**Stated problem**
Give the number of lines holding the string "name", and nothing else.

— BEGIN Provided records —

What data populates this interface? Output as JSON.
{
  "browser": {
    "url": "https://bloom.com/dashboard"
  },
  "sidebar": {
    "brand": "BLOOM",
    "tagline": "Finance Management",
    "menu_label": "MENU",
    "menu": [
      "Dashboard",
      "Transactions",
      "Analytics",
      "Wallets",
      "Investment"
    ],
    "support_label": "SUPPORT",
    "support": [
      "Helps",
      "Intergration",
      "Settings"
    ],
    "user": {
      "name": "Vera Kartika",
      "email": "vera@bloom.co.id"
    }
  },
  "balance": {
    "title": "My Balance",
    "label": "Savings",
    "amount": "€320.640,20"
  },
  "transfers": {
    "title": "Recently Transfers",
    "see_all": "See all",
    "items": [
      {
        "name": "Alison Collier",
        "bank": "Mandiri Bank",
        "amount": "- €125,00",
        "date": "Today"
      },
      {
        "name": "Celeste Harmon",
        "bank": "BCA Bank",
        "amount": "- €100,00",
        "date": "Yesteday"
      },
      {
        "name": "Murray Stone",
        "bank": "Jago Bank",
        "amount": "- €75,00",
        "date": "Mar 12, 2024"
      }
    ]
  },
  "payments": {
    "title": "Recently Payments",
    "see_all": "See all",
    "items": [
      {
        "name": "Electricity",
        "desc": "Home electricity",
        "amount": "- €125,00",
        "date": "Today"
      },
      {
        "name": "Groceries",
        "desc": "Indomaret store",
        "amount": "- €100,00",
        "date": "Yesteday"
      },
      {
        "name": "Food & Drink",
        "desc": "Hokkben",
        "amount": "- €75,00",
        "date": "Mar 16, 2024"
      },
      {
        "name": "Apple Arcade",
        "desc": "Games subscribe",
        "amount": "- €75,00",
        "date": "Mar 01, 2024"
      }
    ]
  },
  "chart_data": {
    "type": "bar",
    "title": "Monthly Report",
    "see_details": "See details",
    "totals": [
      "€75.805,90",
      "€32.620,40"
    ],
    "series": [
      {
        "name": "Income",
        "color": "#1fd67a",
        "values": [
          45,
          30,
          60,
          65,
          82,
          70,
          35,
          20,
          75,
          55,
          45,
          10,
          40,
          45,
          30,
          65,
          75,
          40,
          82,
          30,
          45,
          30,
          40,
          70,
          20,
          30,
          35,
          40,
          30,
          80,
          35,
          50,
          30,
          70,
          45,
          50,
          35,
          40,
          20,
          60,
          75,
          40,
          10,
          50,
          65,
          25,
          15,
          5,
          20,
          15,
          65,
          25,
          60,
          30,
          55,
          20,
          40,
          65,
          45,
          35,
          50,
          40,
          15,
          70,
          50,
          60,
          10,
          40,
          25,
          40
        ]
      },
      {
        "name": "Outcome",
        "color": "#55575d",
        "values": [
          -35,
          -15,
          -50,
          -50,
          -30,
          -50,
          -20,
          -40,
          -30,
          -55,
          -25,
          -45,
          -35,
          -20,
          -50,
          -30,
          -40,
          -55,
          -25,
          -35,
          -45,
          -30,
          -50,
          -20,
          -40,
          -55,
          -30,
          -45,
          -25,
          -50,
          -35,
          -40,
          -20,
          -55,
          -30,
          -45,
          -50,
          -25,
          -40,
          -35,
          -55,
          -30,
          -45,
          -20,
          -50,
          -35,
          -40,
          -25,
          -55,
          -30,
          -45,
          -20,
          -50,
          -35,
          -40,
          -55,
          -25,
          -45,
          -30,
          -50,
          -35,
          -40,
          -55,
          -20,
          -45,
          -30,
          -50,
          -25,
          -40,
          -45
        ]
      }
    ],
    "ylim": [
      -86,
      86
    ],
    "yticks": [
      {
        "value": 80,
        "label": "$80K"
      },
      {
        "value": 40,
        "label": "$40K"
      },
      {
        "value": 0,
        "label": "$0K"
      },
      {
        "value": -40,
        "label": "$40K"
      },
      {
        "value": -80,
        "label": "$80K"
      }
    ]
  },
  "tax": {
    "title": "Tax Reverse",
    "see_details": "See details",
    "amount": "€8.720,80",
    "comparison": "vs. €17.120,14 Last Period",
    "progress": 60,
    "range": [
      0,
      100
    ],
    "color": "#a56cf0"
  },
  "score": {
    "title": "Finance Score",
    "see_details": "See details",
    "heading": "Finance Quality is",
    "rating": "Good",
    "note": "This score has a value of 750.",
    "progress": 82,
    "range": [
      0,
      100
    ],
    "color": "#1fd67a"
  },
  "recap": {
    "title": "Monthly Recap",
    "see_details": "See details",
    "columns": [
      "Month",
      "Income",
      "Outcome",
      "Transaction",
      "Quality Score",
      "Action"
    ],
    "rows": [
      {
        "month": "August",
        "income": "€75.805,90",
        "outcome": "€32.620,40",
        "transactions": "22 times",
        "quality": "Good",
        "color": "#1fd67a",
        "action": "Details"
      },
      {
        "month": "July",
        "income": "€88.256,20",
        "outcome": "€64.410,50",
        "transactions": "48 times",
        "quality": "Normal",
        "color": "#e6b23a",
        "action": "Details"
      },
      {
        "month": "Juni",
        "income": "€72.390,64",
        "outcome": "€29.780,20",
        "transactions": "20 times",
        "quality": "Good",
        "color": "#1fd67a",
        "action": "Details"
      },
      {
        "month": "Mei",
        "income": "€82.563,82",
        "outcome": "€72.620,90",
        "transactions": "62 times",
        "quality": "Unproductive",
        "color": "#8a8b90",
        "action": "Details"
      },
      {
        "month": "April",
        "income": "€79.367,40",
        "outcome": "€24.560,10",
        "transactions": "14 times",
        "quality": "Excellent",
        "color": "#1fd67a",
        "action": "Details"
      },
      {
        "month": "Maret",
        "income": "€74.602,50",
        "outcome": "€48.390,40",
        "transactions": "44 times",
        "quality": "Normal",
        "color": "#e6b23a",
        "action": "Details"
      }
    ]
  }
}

— END Provided records —

**Exercise response**
10